What you are asked to do :: Please set down all the lines beneath this one exactly, without the pictures.

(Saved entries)

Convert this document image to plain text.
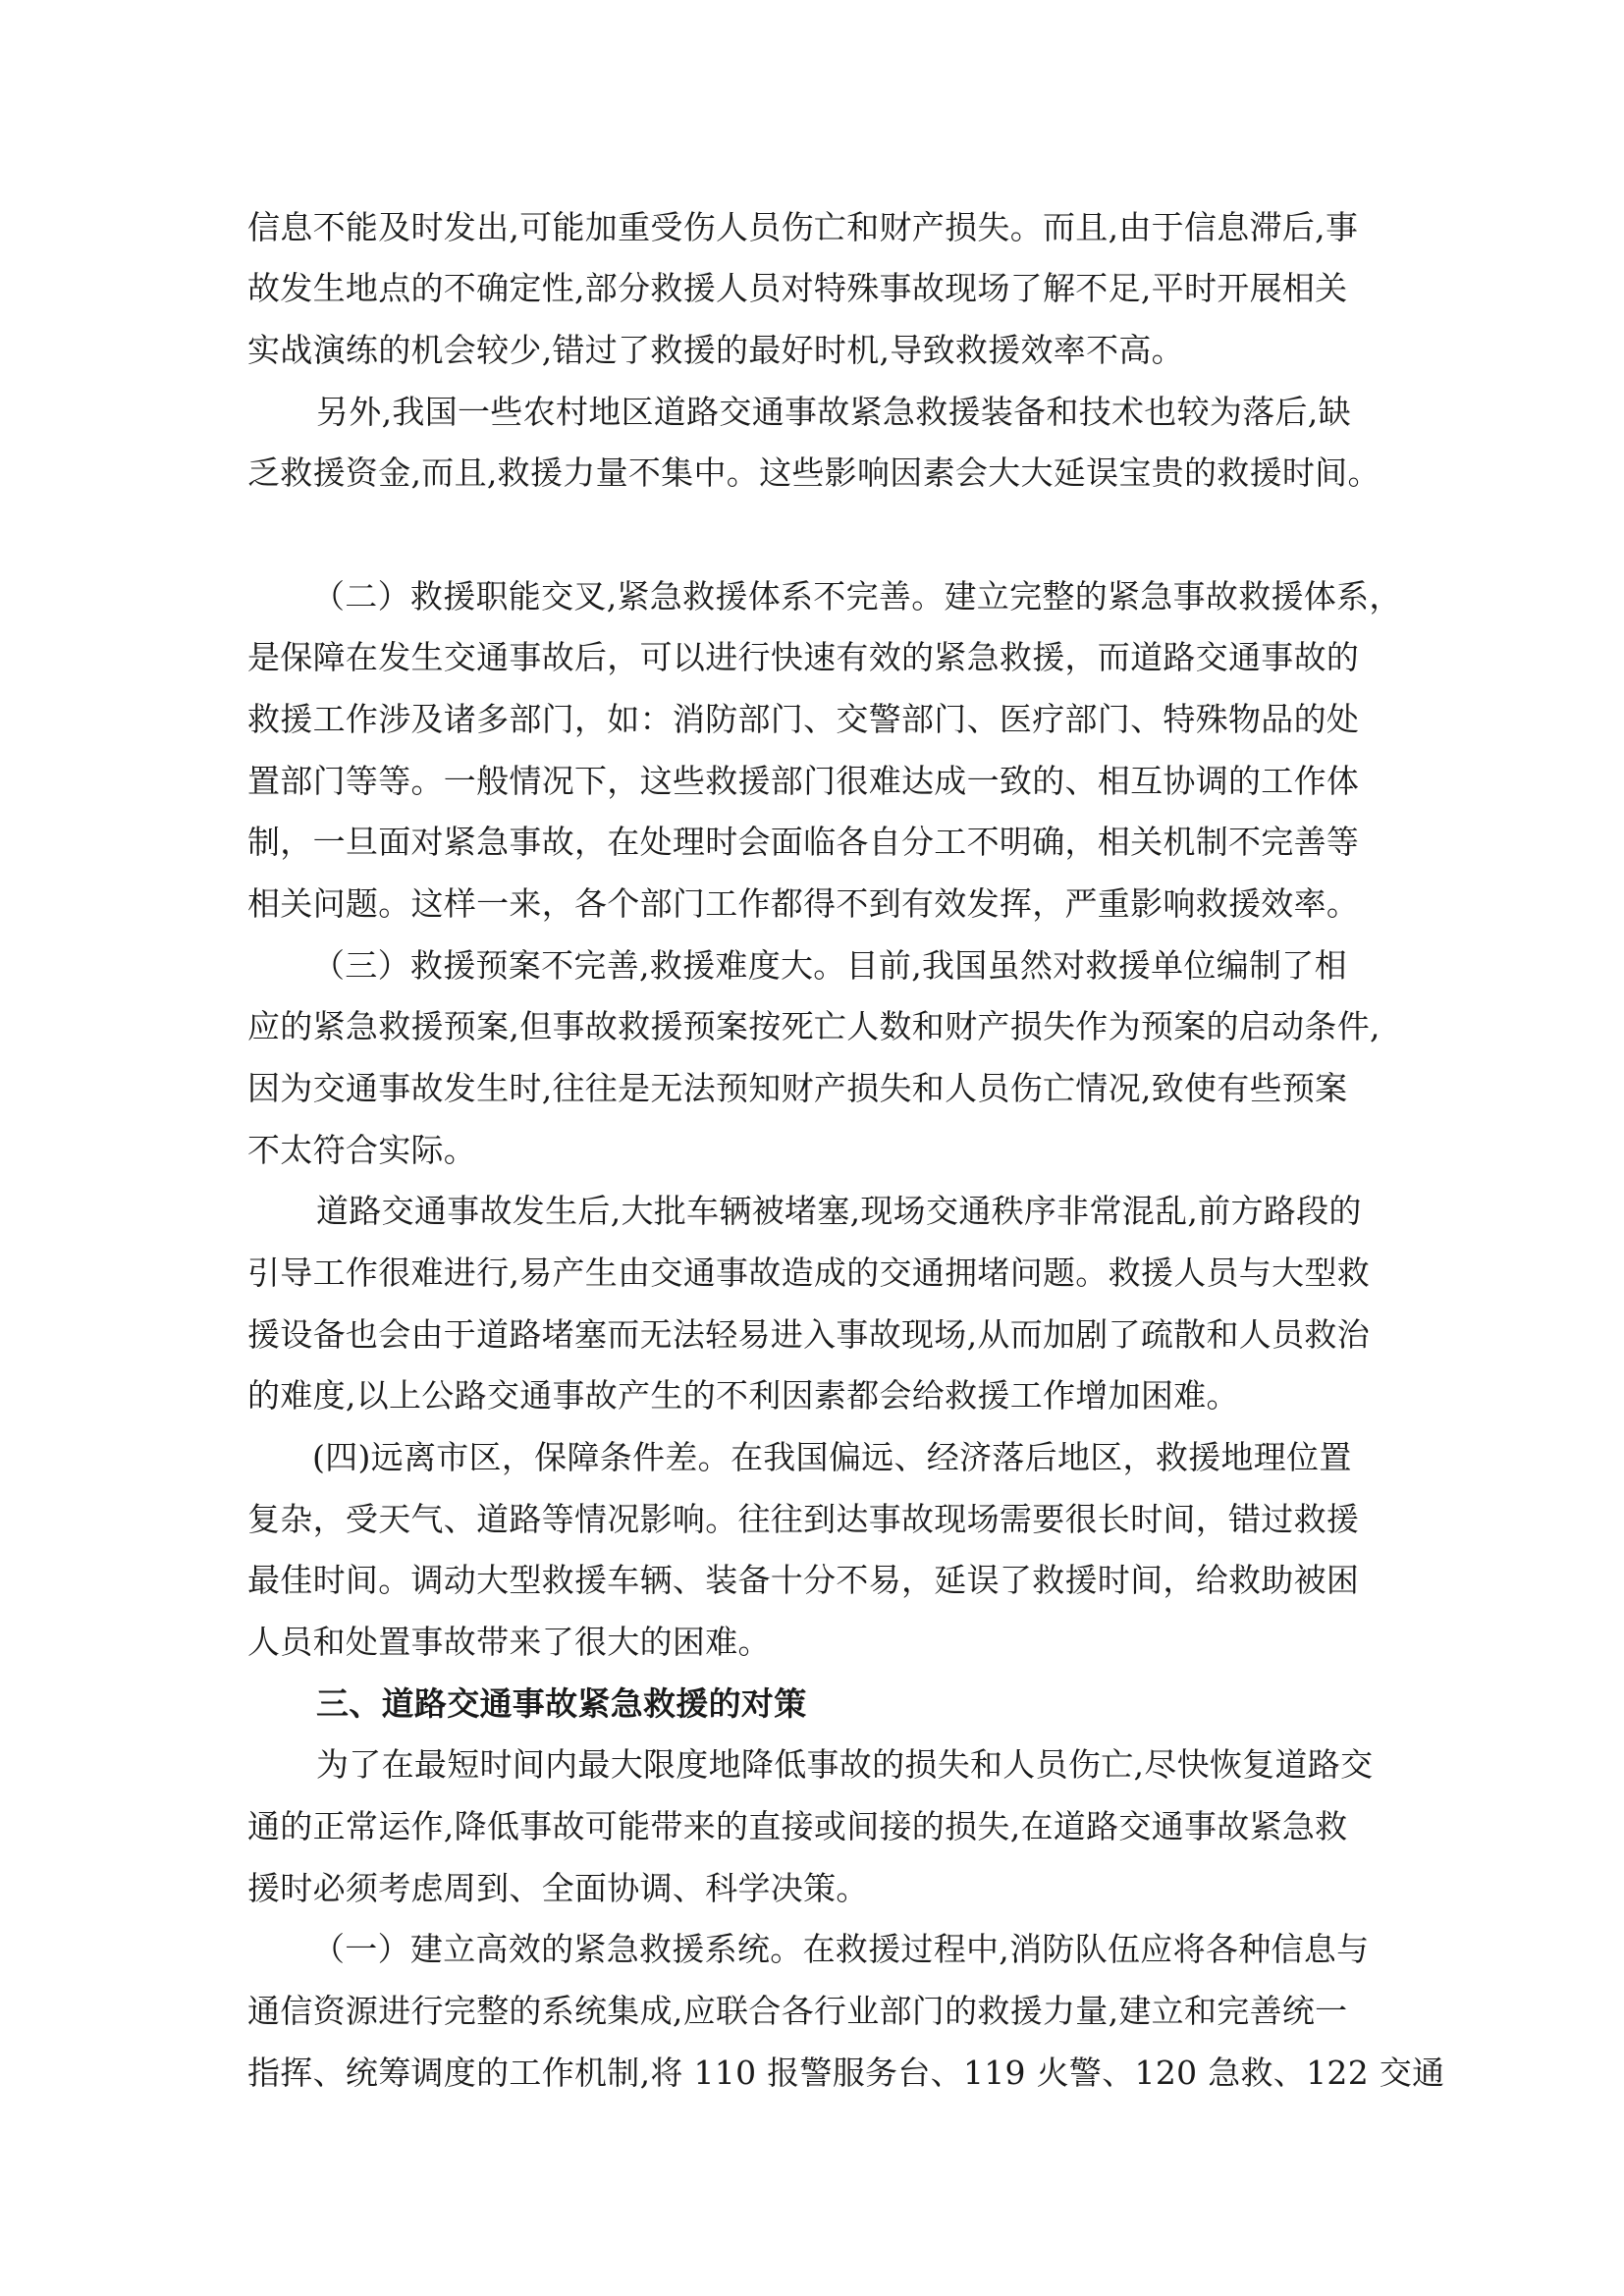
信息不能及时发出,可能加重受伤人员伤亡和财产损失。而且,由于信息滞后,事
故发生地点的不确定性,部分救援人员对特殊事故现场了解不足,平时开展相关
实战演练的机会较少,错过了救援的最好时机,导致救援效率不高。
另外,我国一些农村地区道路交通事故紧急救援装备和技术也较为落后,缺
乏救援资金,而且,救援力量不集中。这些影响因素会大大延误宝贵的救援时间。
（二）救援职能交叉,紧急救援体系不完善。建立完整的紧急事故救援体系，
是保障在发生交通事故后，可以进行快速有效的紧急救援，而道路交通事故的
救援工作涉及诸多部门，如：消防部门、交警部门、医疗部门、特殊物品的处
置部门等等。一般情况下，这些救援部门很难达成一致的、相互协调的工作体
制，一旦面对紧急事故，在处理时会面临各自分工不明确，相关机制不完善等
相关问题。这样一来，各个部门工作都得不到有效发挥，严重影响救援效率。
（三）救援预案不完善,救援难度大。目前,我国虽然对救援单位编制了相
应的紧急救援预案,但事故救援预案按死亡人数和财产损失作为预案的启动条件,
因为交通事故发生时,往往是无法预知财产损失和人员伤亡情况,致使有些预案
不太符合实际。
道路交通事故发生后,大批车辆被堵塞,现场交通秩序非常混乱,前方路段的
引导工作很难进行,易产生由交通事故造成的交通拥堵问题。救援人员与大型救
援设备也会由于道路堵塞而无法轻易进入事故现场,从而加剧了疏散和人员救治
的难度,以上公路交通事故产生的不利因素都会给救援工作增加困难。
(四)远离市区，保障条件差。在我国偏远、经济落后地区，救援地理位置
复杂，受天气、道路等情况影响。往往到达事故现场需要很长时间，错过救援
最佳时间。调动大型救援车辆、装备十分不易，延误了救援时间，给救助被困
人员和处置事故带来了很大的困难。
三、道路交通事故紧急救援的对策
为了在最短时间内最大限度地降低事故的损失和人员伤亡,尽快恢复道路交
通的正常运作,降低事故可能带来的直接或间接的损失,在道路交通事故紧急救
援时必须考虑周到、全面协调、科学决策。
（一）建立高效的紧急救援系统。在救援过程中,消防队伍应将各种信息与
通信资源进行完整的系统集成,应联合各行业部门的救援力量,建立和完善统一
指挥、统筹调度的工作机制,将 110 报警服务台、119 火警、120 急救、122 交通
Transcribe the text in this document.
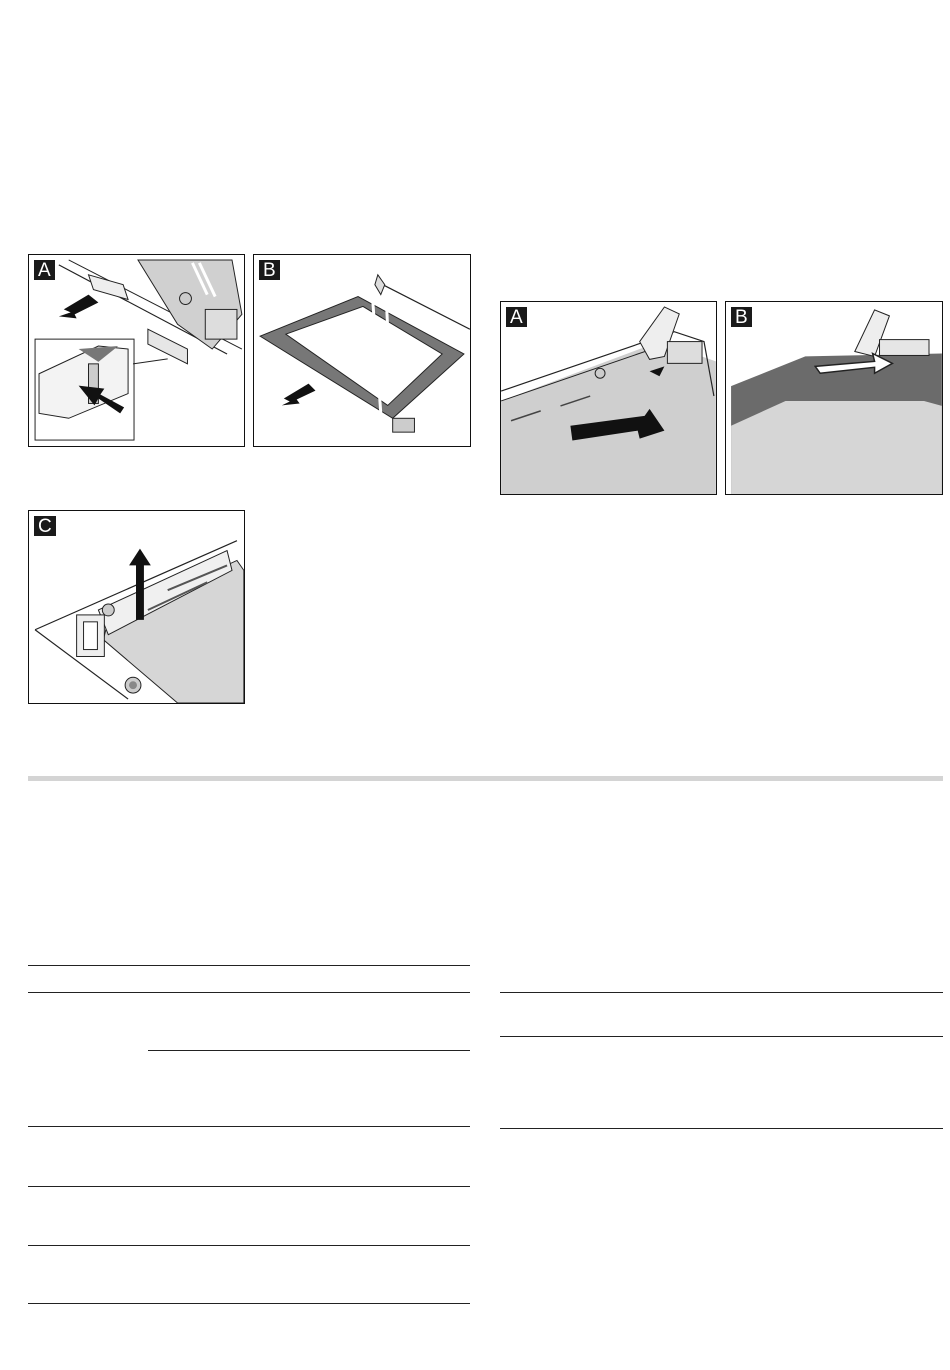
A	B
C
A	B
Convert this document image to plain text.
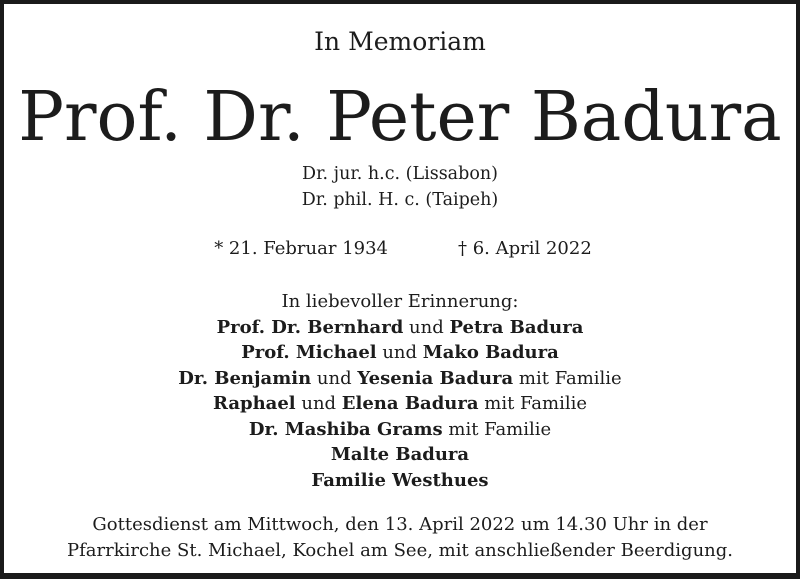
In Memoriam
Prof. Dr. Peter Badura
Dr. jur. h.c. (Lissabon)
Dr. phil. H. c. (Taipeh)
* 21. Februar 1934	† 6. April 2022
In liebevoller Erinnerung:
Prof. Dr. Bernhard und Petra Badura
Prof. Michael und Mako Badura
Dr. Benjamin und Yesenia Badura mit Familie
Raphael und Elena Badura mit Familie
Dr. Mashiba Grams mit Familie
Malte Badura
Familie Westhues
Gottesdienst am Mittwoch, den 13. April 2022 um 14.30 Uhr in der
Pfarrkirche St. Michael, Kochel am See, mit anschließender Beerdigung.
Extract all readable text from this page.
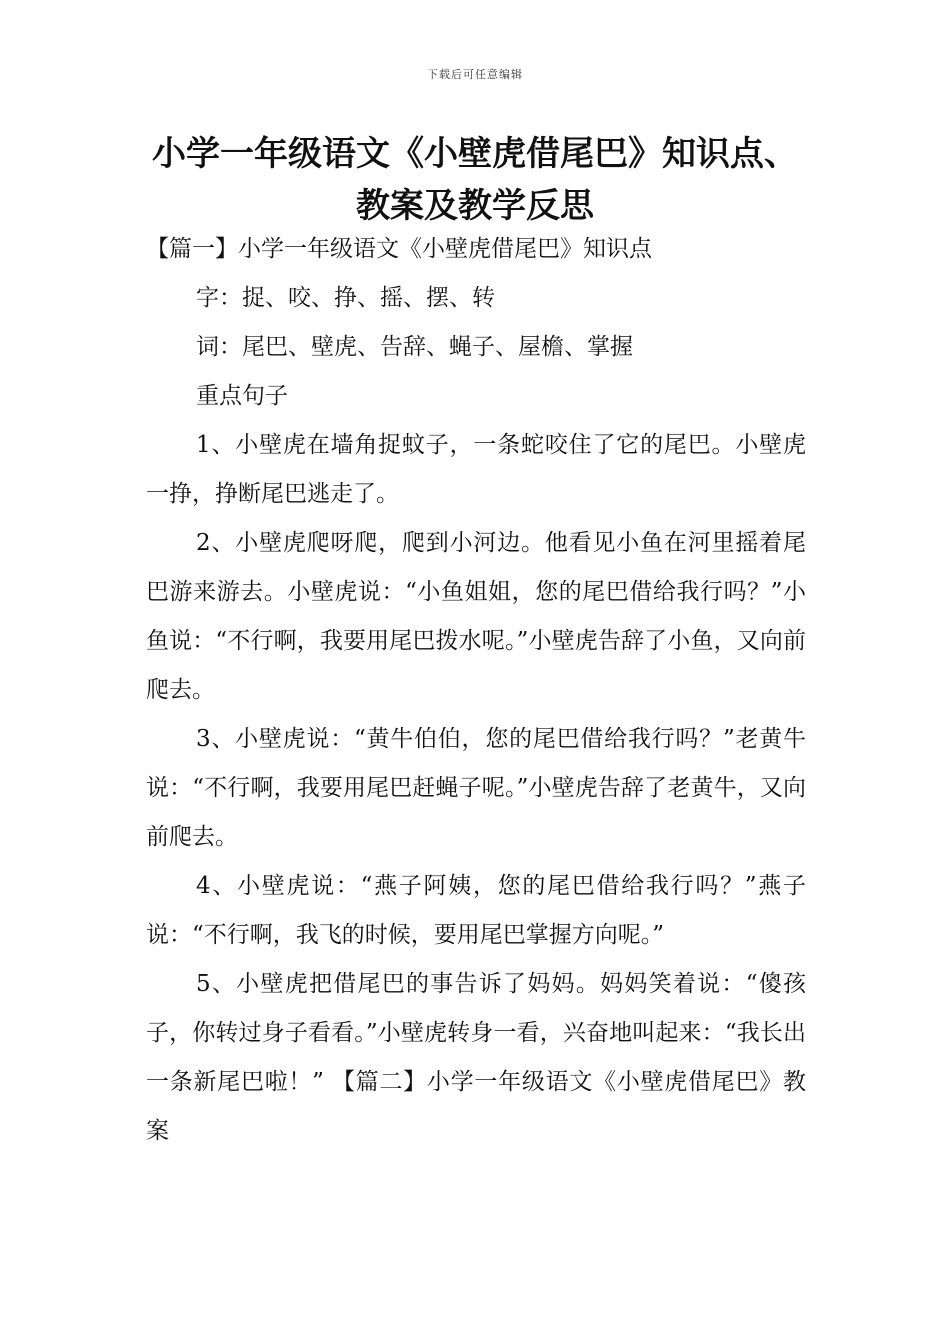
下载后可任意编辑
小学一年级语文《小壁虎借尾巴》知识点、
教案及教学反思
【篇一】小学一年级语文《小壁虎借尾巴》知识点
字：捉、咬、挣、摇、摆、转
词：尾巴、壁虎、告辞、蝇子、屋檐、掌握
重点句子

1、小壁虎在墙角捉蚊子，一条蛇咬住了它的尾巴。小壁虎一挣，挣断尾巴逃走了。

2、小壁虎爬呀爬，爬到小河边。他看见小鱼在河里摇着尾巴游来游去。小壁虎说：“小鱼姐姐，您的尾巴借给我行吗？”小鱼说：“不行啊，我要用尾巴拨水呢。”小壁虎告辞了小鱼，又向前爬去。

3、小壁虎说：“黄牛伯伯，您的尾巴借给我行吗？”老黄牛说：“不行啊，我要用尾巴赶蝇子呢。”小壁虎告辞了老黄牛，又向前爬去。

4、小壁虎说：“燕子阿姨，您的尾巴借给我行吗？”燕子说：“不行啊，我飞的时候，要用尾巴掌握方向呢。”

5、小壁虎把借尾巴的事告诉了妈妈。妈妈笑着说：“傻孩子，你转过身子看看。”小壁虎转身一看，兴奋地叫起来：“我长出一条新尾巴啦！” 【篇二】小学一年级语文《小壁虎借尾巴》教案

Result below ::
Convert this document image to plain text.
信息不能及时发出,可能加重受伤人员伤亡和财产损失。而且,由于信息滞后,事
故发生地点的不确定性,部分救援人员对特殊事故现场了解不足,平时开展相关
实战演练的机会较少,错过了救援的最好时机,导致救援效率不高。
另外,我国一些农村地区道路交通事故紧急救援装备和技术也较为落后,缺
乏救援资金,而且,救援力量不集中。这些影响因素会大大延误宝贵的救援时间。
（二）救援职能交叉,紧急救援体系不完善。建立完整的紧急事故救援体系，
是保障在发生交通事故后，可以进行快速有效的紧急救援，而道路交通事故的
救援工作涉及诸多部门，如：消防部门、交警部门、医疗部门、特殊物品的处
置部门等等。一般情况下，这些救援部门很难达成一致的、相互协调的工作体
制，一旦面对紧急事故，在处理时会面临各自分工不明确，相关机制不完善等
相关问题。这样一来，各个部门工作都得不到有效发挥，严重影响救援效率。
（三）救援预案不完善,救援难度大。目前,我国虽然对救援单位编制了相
应的紧急救援预案,但事故救援预案按死亡人数和财产损失作为预案的启动条件,
因为交通事故发生时,往往是无法预知财产损失和人员伤亡情况,致使有些预案
不太符合实际。
道路交通事故发生后,大批车辆被堵塞,现场交通秩序非常混乱,前方路段的
引导工作很难进行,易产生由交通事故造成的交通拥堵问题。救援人员与大型救
援设备也会由于道路堵塞而无法轻易进入事故现场,从而加剧了疏散和人员救治
的难度,以上公路交通事故产生的不利因素都会给救援工作增加困难。
(四)远离市区，保障条件差。在我国偏远、经济落后地区，救援地理位置
复杂，受天气、道路等情况影响。往往到达事故现场需要很长时间，错过救援
最佳时间。调动大型救援车辆、装备十分不易，延误了救援时间，给救助被困
人员和处置事故带来了很大的困难。
三、道路交通事故紧急救援的对策
为了在最短时间内最大限度地降低事故的损失和人员伤亡,尽快恢复道路交
通的正常运作,降低事故可能带来的直接或间接的损失,在道路交通事故紧急救
援时必须考虑周到、全面协调、科学决策。
（一）建立高效的紧急救援系统。在救援过程中,消防队伍应将各种信息与
通信资源进行完整的系统集成,应联合各行业部门的救援力量,建立和完善统一
指挥、统筹调度的工作机制,将 110 报警服务台、119 火警、120 急救、122 交通
Transcribe the text in this document.
A	B
C
A	B
Convert this document image to plain text.
In Memoriam
Prof. Dr. Peter Badura
Dr. jur. h.c. (Lissabon)
Dr. phil. H. c. (Taipeh)
* 21. Februar 1934	† 6. April 2022
In liebevoller Erinnerung:
Prof. Dr. Bernhard und Petra Badura
Prof. Michael und Mako Badura
Dr. Benjamin und Yesenia Badura mit Familie
Raphael und Elena Badura mit Familie
Dr. Mashiba Grams mit Familie
Malte Badura
Familie Westhues
Gottesdienst am Mittwoch, den 13. April 2022 um 14.30 Uhr in der
Pfarrkirche St. Michael, Kochel am See, mit anschließender Beerdigung.
Extract all readable text from this page.
下载后可任意编辑
小学一年级语文《小壁虎借尾巴》知识点、
教案及教学反思
【篇一】小学一年级语文《小壁虎借尾巴》知识点
字：捉、咬、挣、摇、摆、转
词：尾巴、壁虎、告辞、蝇子、屋檐、掌握
重点句子

1、小壁虎在墙角捉蚊子，一条蛇咬住了它的尾巴。小壁虎一挣，挣断尾巴逃走了。

2、小壁虎爬呀爬，爬到小河边。他看见小鱼在河里摇着尾巴游来游去。小壁虎说：“小鱼姐姐，您的尾巴借给我行吗？”小鱼说：“不行啊，我要用尾巴拨水呢。”小壁虎告辞了小鱼，又向前爬去。

3、小壁虎说：“黄牛伯伯，您的尾巴借给我行吗？”老黄牛说：“不行啊，我要用尾巴赶蝇子呢。”小壁虎告辞了老黄牛，又向前爬去。

4、小壁虎说：“燕子阿姨，您的尾巴借给我行吗？”燕子说：“不行啊，我飞的时候，要用尾巴掌握方向呢。”

5、小壁虎把借尾巴的事告诉了妈妈。妈妈笑着说：“傻孩子，你转过身子看看。”小壁虎转身一看，兴奋地叫起来：“我长出一条新尾巴啦！” 【篇二】小学一年级语文《小壁虎借尾巴》教案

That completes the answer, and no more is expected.